ENTRIES SUPPLIED
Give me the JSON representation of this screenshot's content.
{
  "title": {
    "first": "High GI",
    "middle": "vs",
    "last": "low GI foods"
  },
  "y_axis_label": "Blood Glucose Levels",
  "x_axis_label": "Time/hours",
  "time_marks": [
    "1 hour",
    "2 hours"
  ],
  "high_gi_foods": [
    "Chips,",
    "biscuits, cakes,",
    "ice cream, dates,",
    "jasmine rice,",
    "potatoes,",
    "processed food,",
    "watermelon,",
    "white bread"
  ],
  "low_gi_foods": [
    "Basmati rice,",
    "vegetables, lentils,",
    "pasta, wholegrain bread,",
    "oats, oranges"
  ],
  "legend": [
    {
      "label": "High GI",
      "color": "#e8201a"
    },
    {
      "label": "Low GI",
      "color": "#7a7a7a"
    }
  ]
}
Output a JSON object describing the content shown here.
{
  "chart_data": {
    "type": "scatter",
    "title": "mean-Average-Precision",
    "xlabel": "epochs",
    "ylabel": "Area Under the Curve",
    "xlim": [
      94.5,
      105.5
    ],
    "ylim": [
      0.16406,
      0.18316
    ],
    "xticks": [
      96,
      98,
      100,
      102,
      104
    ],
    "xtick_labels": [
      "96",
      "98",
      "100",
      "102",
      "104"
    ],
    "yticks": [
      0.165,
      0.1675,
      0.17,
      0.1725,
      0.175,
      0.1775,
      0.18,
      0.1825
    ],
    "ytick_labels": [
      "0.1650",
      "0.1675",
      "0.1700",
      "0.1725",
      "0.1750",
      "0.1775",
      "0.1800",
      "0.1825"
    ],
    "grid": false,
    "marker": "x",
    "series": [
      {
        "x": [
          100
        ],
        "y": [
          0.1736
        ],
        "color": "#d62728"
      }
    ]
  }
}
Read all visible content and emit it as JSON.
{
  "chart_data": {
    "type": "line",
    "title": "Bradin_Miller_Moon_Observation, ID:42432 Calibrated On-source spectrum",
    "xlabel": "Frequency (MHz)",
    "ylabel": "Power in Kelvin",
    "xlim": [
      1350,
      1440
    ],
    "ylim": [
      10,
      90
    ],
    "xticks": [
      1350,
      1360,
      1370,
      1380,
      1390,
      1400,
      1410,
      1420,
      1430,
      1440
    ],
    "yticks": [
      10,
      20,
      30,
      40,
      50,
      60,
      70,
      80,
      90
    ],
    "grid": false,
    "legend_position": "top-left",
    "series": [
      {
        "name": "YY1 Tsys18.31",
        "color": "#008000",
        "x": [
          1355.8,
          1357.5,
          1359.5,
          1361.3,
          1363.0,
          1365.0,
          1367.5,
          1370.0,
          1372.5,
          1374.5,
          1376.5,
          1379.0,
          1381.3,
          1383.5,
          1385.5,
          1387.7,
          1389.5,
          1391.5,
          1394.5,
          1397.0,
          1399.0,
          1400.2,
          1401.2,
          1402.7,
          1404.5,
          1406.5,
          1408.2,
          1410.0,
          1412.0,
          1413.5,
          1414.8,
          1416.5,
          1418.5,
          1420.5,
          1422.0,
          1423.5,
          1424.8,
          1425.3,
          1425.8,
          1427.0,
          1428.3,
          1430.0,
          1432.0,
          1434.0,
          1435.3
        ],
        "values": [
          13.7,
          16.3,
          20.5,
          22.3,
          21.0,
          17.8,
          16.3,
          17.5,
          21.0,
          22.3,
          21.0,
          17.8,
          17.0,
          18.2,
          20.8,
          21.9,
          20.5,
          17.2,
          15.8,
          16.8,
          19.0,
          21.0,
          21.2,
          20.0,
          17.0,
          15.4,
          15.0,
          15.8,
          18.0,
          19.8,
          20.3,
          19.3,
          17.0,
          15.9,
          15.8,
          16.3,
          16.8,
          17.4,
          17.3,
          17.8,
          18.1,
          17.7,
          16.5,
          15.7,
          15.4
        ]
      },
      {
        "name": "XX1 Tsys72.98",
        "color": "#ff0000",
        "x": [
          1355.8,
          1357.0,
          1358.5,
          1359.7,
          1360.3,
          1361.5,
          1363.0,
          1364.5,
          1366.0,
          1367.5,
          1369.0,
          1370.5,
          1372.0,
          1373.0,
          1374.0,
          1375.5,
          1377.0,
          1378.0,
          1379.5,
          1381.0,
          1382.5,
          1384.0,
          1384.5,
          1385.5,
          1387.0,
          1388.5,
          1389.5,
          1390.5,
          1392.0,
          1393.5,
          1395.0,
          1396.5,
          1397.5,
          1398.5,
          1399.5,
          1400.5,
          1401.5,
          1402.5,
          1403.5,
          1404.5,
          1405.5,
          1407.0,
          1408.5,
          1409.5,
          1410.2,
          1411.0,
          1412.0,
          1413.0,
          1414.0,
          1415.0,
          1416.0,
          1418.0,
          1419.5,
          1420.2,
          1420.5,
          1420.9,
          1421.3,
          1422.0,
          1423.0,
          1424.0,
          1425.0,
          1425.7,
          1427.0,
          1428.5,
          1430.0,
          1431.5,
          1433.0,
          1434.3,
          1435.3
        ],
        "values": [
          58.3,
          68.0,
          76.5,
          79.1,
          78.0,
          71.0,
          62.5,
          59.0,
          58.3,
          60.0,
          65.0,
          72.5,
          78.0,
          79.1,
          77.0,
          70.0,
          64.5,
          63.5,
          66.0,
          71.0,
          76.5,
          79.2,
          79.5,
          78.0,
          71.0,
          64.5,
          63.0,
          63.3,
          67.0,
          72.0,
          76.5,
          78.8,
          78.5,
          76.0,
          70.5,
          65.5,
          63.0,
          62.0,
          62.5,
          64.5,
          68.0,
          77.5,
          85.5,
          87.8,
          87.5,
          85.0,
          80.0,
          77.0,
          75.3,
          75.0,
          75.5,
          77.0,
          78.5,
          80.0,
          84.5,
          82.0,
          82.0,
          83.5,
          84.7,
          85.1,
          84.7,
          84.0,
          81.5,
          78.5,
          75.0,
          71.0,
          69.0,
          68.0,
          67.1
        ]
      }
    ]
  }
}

WHAT TO WORK ON
Read the data above. Pull out each line in which the string "name" appears.

RESULT
        "name": "YY1 Tsys18.31",
        "name": "XX1 Tsys72.98",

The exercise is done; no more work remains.